* _Your task_
Below are some entries; can you quote all of them exactly?

* _Extracted records_
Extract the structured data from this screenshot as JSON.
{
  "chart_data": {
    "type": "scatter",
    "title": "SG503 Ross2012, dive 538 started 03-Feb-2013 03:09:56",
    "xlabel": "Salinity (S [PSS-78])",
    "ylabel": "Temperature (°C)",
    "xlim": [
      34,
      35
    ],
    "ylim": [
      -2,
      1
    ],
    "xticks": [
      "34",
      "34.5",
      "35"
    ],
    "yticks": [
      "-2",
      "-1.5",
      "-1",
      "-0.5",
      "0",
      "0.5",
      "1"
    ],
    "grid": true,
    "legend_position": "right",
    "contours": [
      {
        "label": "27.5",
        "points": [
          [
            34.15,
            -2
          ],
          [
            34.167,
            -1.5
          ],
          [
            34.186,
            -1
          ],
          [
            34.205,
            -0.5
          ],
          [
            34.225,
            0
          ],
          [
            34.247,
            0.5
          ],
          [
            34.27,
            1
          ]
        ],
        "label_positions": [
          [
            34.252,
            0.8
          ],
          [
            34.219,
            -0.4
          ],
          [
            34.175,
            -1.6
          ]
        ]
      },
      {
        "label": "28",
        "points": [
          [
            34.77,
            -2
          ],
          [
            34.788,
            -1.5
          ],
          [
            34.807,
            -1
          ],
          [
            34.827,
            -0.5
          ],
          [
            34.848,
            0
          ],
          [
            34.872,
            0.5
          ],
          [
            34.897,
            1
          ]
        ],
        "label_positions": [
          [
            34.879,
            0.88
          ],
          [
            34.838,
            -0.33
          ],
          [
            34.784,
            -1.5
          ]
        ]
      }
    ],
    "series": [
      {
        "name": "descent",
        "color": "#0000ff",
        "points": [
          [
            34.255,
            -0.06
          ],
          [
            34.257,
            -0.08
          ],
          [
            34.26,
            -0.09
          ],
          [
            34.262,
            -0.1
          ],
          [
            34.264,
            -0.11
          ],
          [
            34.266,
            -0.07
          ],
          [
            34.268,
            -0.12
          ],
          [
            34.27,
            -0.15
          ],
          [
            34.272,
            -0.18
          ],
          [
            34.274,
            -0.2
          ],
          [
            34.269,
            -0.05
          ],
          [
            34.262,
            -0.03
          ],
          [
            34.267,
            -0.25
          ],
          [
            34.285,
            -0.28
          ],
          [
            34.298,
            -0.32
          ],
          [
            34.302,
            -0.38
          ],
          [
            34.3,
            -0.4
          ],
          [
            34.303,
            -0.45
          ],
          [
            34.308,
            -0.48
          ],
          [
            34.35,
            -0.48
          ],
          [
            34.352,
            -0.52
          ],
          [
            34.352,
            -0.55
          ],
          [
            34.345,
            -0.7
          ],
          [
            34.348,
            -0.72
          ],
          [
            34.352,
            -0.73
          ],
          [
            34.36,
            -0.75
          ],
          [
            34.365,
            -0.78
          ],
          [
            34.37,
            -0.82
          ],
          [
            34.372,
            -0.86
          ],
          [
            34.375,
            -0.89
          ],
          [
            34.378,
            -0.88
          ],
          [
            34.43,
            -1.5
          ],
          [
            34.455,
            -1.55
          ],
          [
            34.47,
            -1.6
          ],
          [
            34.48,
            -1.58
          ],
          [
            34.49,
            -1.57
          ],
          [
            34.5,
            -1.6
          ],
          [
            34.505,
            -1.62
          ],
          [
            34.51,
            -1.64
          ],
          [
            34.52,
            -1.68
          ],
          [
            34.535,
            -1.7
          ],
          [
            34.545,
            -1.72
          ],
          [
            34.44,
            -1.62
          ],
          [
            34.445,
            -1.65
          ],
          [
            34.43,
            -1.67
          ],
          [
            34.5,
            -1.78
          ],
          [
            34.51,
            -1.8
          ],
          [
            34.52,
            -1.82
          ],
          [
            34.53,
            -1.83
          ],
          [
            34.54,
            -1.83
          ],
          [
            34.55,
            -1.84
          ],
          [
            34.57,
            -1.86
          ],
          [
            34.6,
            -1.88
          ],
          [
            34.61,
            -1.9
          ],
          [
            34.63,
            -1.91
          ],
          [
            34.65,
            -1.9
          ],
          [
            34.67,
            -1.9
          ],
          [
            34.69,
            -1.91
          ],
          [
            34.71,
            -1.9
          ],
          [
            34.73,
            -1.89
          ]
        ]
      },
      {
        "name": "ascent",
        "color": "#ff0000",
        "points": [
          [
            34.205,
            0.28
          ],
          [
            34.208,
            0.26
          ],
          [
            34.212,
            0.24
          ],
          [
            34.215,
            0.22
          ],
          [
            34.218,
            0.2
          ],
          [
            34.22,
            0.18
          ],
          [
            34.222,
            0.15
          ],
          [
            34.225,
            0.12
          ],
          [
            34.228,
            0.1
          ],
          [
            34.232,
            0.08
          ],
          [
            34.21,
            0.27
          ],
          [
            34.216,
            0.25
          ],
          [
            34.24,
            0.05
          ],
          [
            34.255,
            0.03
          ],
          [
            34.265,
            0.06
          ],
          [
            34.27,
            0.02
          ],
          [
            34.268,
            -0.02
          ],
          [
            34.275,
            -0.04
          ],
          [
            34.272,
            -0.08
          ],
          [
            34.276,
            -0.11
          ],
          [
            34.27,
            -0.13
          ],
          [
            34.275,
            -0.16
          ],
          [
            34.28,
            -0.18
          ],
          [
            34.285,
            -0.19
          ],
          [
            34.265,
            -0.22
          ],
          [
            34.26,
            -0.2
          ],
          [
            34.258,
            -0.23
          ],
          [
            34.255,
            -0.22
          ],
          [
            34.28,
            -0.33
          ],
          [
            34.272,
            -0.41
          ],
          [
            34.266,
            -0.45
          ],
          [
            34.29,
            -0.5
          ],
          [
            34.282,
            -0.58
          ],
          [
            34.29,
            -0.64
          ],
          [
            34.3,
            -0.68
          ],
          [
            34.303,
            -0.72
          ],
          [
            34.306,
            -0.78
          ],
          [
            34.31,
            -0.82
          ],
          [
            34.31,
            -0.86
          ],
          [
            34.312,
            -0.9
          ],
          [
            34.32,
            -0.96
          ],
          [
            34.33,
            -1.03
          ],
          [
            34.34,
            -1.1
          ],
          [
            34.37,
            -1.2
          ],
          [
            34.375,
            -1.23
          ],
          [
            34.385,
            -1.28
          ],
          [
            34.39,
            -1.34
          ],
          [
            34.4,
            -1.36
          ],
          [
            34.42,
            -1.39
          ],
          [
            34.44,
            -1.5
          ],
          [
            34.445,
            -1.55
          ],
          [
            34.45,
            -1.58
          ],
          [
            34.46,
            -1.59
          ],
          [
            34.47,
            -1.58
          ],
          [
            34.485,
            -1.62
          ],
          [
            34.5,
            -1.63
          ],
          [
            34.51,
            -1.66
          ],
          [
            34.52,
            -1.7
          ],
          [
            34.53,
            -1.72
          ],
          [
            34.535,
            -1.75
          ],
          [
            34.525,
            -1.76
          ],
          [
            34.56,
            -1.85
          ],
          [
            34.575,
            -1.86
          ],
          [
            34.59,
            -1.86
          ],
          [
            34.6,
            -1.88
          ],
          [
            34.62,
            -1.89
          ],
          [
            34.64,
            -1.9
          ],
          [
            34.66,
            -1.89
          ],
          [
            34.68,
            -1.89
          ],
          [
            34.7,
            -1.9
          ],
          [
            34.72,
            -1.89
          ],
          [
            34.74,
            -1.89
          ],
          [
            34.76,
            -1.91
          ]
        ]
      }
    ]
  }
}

* _Task response_
Extract the structured data from this screenshot as JSON.
{
  "chart_data": {
    "type": "scatter",
    "title": "SG503 Ross2012, dive 538 started 03-Feb-2013 03:09:56",
    "xlabel": "Salinity (S [PSS-78])",
    "ylabel": "Temperature (°C)",
    "xlim": [
      34,
      35
    ],
    "ylim": [
      -2,
      1
    ],
    "xticks": [
      "34",
      "34.5",
      "35"
    ],
    "yticks": [
      "-2",
      "-1.5",
      "-1",
      "-0.5",
      "0",
      "0.5",
      "1"
    ],
    "grid": true,
    "legend_position": "right",
    "contours": [
      {
        "label": "27.5",
        "points": [
          [
            34.15,
            -2
          ],
          [
            34.167,
            -1.5
          ],
          [
            34.186,
            -1
          ],
          [
            34.205,
            -0.5
          ],
          [
            34.225,
            0
          ],
          [
            34.247,
            0.5
          ],
          [
            34.27,
            1
          ]
        ],
        "label_positions": [
          [
            34.252,
            0.8
          ],
          [
            34.219,
            -0.4
          ],
          [
            34.175,
            -1.6
          ]
        ]
      },
      {
        "label": "28",
        "points": [
          [
            34.77,
            -2
          ],
          [
            34.788,
            -1.5
          ],
          [
            34.807,
            -1
          ],
          [
            34.827,
            -0.5
          ],
          [
            34.848,
            0
          ],
          [
            34.872,
            0.5
          ],
          [
            34.897,
            1
          ]
        ],
        "label_positions": [
          [
            34.879,
            0.88
          ],
          [
            34.838,
            -0.33
          ],
          [
            34.784,
            -1.5
          ]
        ]
      }
    ],
    "series": [
      {
        "name": "descent",
        "color": "#0000ff",
        "points": [
          [
            34.255,
            -0.06
          ],
          [
            34.257,
            -0.08
          ],
          [
            34.26,
            -0.09
          ],
          [
            34.262,
            -0.1
          ],
          [
            34.264,
            -0.11
          ],
          [
            34.266,
            -0.07
          ],
          [
            34.268,
            -0.12
          ],
          [
            34.27,
            -0.15
          ],
          [
            34.272,
            -0.18
          ],
          [
            34.274,
            -0.2
          ],
          [
            34.269,
            -0.05
          ],
          [
            34.262,
            -0.03
          ],
          [
            34.267,
            -0.25
          ],
          [
            34.285,
            -0.28
          ],
          [
            34.298,
            -0.32
          ],
          [
            34.302,
            -0.38
          ],
          [
            34.3,
            -0.4
          ],
          [
            34.303,
            -0.45
          ],
          [
            34.308,
            -0.48
          ],
          [
            34.35,
            -0.48
          ],
          [
            34.352,
            -0.52
          ],
          [
            34.352,
            -0.55
          ],
          [
            34.345,
            -0.7
          ],
          [
            34.348,
            -0.72
          ],
          [
            34.352,
            -0.73
          ],
          [
            34.36,
            -0.75
          ],
          [
            34.365,
            -0.78
          ],
          [
            34.37,
            -0.82
          ],
          [
            34.372,
            -0.86
          ],
          [
            34.375,
            -0.89
          ],
          [
            34.378,
            -0.88
          ],
          [
            34.43,
            -1.5
          ],
          [
            34.455,
            -1.55
          ],
          [
            34.47,
            -1.6
          ],
          [
            34.48,
            -1.58
          ],
          [
            34.49,
            -1.57
          ],
          [
            34.5,
            -1.6
          ],
          [
            34.505,
            -1.62
          ],
          [
            34.51,
            -1.64
          ],
          [
            34.52,
            -1.68
          ],
          [
            34.535,
            -1.7
          ],
          [
            34.545,
            -1.72
          ],
          [
            34.44,
            -1.62
          ],
          [
            34.445,
            -1.65
          ],
          [
            34.43,
            -1.67
          ],
          [
            34.5,
            -1.78
          ],
          [
            34.51,
            -1.8
          ],
          [
            34.52,
            -1.82
          ],
          [
            34.53,
            -1.83
          ],
          [
            34.54,
            -1.83
          ],
          [
            34.55,
            -1.84
          ],
          [
            34.57,
            -1.86
          ],
          [
            34.6,
            -1.88
          ],
          [
            34.61,
            -1.9
          ],
          [
            34.63,
            -1.91
          ],
          [
            34.65,
            -1.9
          ],
          [
            34.67,
            -1.9
          ],
          [
            34.69,
            -1.91
          ],
          [
            34.71,
            -1.9
          ],
          [
            34.73,
            -1.89
          ]
        ]
      },
      {
        "name": "ascent",
        "color": "#ff0000",
        "points": [
          [
            34.205,
            0.28
          ],
          [
            34.208,
            0.26
          ],
          [
            34.212,
            0.24
          ],
          [
            34.215,
            0.22
          ],
          [
            34.218,
            0.2
          ],
          [
            34.22,
            0.18
          ],
          [
            34.222,
            0.15
          ],
          [
            34.225,
            0.12
          ],
          [
            34.228,
            0.1
          ],
          [
            34.232,
            0.08
          ],
          [
            34.21,
            0.27
          ],
          [
            34.216,
            0.25
          ],
          [
            34.24,
            0.05
          ],
          [
            34.255,
            0.03
          ],
          [
            34.265,
            0.06
          ],
          [
            34.27,
            0.02
          ],
          [
            34.268,
            -0.02
          ],
          [
            34.275,
            -0.04
          ],
          [
            34.272,
            -0.08
          ],
          [
            34.276,
            -0.11
          ],
          [
            34.27,
            -0.13
          ],
          [
            34.275,
            -0.16
          ],
          [
            34.28,
            -0.18
          ],
          [
            34.285,
            -0.19
          ],
          [
            34.265,
            -0.22
          ],
          [
            34.26,
            -0.2
          ],
          [
            34.258,
            -0.23
          ],
          [
            34.255,
            -0.22
          ],
          [
            34.28,
            -0.33
          ],
          [
            34.272,
            -0.41
          ],
          [
            34.266,
            -0.45
          ],
          [
            34.29,
            -0.5
          ],
          [
            34.282,
            -0.58
          ],
          [
            34.29,
            -0.64
          ],
          [
            34.3,
            -0.68
          ],
          [
            34.303,
            -0.72
          ],
          [
            34.306,
            -0.78
          ],
          [
            34.31,
            -0.82
          ],
          [
            34.31,
            -0.86
          ],
          [
            34.312,
            -0.9
          ],
          [
            34.32,
            -0.96
          ],
          [
            34.33,
            -1.03
          ],
          [
            34.34,
            -1.1
          ],
          [
            34.37,
            -1.2
          ],
          [
            34.375,
            -1.23
          ],
          [
            34.385,
            -1.28
          ],
          [
            34.39,
            -1.34
          ],
          [
            34.4,
            -1.36
          ],
          [
            34.42,
            -1.39
          ],
          [
            34.44,
            -1.5
          ],
          [
            34.445,
            -1.55
          ],
          [
            34.45,
            -1.58
          ],
          [
            34.46,
            -1.59
          ],
          [
            34.47,
            -1.58
          ],
          [
            34.485,
            -1.62
          ],
          [
            34.5,
            -1.63
          ],
          [
            34.51,
            -1.66
          ],
          [
            34.52,
            -1.7
          ],
          [
            34.53,
            -1.72
          ],
          [
            34.535,
            -1.75
          ],
          [
            34.525,
            -1.76
          ],
          [
            34.56,
            -1.85
          ],
          [
            34.575,
            -1.86
          ],
          [
            34.59,
            -1.86
          ],
          [
            34.6,
            -1.88
          ],
          [
            34.62,
            -1.89
          ],
          [
            34.64,
            -1.9
          ],
          [
            34.66,
            -1.89
          ],
          [
            34.68,
            -1.89
          ],
          [
            34.7,
            -1.9
          ],
          [
            34.72,
            -1.89
          ],
          [
            34.74,
            -1.89
          ],
          [
            34.76,
            -1.91
          ]
        ]
      }
    ]
  }
}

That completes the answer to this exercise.